REQUEST: Please duplicate the rows below word for word, everything from the first row down to the line containing "- series-line-estimate: [86, 425, 754, 546]", both ends included.

start MATERIALS PROVIDED

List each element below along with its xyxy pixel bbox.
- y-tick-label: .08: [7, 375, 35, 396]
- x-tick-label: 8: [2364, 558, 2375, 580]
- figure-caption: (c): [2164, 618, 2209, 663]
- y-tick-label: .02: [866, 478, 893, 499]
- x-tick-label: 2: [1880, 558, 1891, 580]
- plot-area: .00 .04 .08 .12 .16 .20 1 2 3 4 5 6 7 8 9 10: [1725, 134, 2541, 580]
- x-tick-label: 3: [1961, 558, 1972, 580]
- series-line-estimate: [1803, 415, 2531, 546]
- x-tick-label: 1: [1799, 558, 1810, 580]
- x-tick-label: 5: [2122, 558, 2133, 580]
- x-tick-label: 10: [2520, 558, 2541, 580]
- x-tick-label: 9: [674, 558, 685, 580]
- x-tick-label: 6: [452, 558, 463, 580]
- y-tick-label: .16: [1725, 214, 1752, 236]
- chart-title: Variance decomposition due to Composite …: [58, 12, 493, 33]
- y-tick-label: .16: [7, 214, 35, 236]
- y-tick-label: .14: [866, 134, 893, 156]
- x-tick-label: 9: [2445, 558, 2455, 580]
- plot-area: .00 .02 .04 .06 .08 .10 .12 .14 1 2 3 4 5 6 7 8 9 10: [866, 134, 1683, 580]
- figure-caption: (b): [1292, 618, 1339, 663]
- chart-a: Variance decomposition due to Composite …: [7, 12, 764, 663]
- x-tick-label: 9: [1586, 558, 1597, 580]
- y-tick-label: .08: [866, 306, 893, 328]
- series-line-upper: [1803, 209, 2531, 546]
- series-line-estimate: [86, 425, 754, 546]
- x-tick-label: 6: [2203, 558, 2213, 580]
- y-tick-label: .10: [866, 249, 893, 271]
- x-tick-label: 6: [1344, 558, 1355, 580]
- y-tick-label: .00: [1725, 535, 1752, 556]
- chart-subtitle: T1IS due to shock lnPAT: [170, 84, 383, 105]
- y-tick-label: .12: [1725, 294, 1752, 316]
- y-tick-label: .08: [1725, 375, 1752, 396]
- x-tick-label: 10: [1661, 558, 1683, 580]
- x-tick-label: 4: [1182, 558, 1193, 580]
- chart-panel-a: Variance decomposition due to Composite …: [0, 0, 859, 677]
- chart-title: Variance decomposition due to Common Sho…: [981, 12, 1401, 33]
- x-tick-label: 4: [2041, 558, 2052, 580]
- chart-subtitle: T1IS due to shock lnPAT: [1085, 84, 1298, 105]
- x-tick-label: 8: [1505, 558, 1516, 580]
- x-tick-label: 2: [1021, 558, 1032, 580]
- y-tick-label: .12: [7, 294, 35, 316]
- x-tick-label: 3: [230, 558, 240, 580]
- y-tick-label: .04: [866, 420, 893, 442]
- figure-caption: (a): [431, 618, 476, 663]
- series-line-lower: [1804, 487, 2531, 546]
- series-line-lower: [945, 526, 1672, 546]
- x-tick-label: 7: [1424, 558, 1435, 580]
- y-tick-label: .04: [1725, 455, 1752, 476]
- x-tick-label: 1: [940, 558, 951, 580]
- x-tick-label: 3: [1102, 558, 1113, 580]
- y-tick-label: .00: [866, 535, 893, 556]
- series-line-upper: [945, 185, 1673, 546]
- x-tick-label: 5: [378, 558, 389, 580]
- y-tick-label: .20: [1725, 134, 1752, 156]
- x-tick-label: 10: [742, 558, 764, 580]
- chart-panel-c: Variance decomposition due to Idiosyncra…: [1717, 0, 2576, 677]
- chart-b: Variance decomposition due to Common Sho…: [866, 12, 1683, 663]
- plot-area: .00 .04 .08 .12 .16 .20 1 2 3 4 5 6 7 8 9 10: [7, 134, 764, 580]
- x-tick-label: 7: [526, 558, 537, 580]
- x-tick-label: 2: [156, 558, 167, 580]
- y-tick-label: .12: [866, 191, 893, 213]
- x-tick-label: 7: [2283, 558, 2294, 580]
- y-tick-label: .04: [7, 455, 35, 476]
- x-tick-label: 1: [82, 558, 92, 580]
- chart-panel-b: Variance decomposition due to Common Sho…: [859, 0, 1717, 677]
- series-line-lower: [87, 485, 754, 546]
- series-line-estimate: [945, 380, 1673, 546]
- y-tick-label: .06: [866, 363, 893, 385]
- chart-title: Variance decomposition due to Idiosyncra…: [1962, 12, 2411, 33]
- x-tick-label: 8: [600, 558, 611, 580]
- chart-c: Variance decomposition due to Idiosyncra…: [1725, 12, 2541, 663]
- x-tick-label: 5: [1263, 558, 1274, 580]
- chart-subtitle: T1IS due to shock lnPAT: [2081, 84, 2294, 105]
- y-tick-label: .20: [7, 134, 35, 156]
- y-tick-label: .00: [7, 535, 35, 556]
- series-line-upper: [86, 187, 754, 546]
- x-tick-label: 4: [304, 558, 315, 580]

end MATERIALS PROVIDED

RESPONSE TO THE EXERCISE:
List each element below along with its xyxy pixel bbox.
- y-tick-label: .08: [7, 375, 35, 396]
- x-tick-label: 8: [2364, 558, 2375, 580]
- figure-caption: (c): [2164, 618, 2209, 663]
- y-tick-label: .02: [866, 478, 893, 499]
- x-tick-label: 2: [1880, 558, 1891, 580]
- plot-area: .00 .04 .08 .12 .16 .20 1 2 3 4 5 6 7 8 9 10: [1725, 134, 2541, 580]
- x-tick-label: 3: [1961, 558, 1972, 580]
- series-line-estimate: [1803, 415, 2531, 546]
- x-tick-label: 1: [1799, 558, 1810, 580]
- x-tick-label: 5: [2122, 558, 2133, 580]
- x-tick-label: 10: [2520, 558, 2541, 580]
- x-tick-label: 9: [674, 558, 685, 580]
- x-tick-label: 6: [452, 558, 463, 580]
- y-tick-label: .16: [1725, 214, 1752, 236]
- chart-title: Variance decomposition due to Composite …: [58, 12, 493, 33]
- y-tick-label: .16: [7, 214, 35, 236]
- y-tick-label: .14: [866, 134, 893, 156]
- x-tick-label: 9: [2445, 558, 2455, 580]
- plot-area: .00 .02 .04 .06 .08 .10 .12 .14 1 2 3 4 5 6 7 8 9 10: [866, 134, 1683, 580]
- figure-caption: (b): [1292, 618, 1339, 663]
- chart-a: Variance decomposition due to Composite …: [7, 12, 764, 663]
- x-tick-label: 9: [1586, 558, 1597, 580]
- y-tick-label: .08: [866, 306, 893, 328]
- series-line-upper: [1803, 209, 2531, 546]
- series-line-estimate: [86, 425, 754, 546]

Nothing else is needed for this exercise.